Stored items
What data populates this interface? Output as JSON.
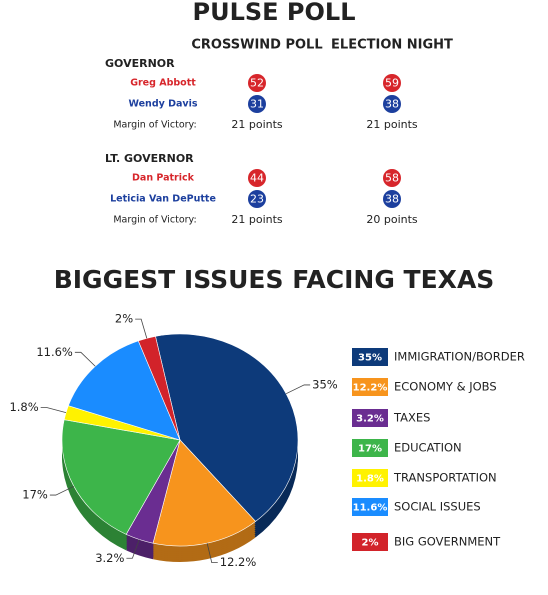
{
  "poll": {
    "title": "PULSE POLL",
    "columns": [
      "CROSSWIND POLL",
      "ELECTION NIGHT"
    ],
    "sections": [
      {
        "heading": "GOVERNOR",
        "candidates": [
          {
            "name": "Greg Abbott",
            "color": "#d7262b",
            "values": [
              52,
              59
            ]
          },
          {
            "name": "Wendy Davis",
            "color": "#1c3f9e",
            "values": [
              31,
              38
            ]
          }
        ],
        "margin_label": "Margin of Victory:",
        "margins": [
          "21 points",
          "21 points"
        ]
      },
      {
        "heading": "LT. GOVERNOR",
        "candidates": [
          {
            "name": "Dan Patrick",
            "color": "#d7262b",
            "values": [
              44,
              58
            ]
          },
          {
            "name": "Leticia Van DePutte",
            "color": "#1c3f9e",
            "values": [
              23,
              38
            ]
          }
        ],
        "margin_label": "Margin of Victory:",
        "margins": [
          "21 points",
          "20 points"
        ]
      }
    ]
  },
  "chart_data": {
    "type": "pie",
    "title": "BIGGEST ISSUES FACING TEXAS",
    "categories": [
      "IMMIGRATION/BORDER",
      "ECONOMY & JOBS",
      "TAXES",
      "EDUCATION",
      "TRANSPORTATION",
      "SOCIAL ISSUES",
      "BIG GOVERNMENT"
    ],
    "values": [
      35,
      12.2,
      3.2,
      17,
      1.8,
      11.6,
      2
    ],
    "value_labels": [
      "35%",
      "12.2%",
      "3.2%",
      "17%",
      "1.8%",
      "11.6%",
      "2%"
    ],
    "colors": [
      "#0d3a7a",
      "#f7941d",
      "#6a2d91",
      "#3db54a",
      "#fff200",
      "#1a8cff",
      "#d2232a"
    ]
  }
}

== OBJECTIVE ==
Each entry must be retyped word for word, with every image omitted.

== TASK OUTPUT ==
What data populates this interface? Output as JSON.
{
  "poll": {
    "title": "PULSE POLL",
    "columns": [
      "CROSSWIND POLL",
      "ELECTION NIGHT"
    ],
    "sections": [
      {
        "heading": "GOVERNOR",
        "candidates": [
          {
            "name": "Greg Abbott",
            "color": "#d7262b",
            "values": [
              52,
              59
            ]
          },
          {
            "name": "Wendy Davis",
            "color": "#1c3f9e",
            "values": [
              31,
              38
            ]
          }
        ],
        "margin_label": "Margin of Victory:",
        "margins": [
          "21 points",
          "21 points"
        ]
      },
      {
        "heading": "LT. GOVERNOR",
        "candidates": [
          {
            "name": "Dan Patrick",
            "color": "#d7262b",
            "values": [
              44,
              58
            ]
          },
          {
            "name": "Leticia Van DePutte",
            "color": "#1c3f9e",
            "values": [
              23,
              38
            ]
          }
        ],
        "margin_label": "Margin of Victory:",
        "margins": [
          "21 points",
          "20 points"
        ]
      }
    ]
  },
  "chart_data": {
    "type": "pie",
    "title": "BIGGEST ISSUES FACING TEXAS",
    "categories": [
      "IMMIGRATION/BORDER",
      "ECONOMY & JOBS",
      "TAXES",
      "EDUCATION",
      "TRANSPORTATION",
      "SOCIAL ISSUES",
      "BIG GOVERNMENT"
    ],
    "values": [
      35,
      12.2,
      3.2,
      17,
      1.8,
      11.6,
      2
    ],
    "value_labels": [
      "35%",
      "12.2%",
      "3.2%",
      "17%",
      "1.8%",
      "11.6%",
      "2%"
    ],
    "colors": [
      "#0d3a7a",
      "#f7941d",
      "#6a2d91",
      "#3db54a",
      "#fff200",
      "#1a8cff",
      "#d2232a"
    ]
  }
}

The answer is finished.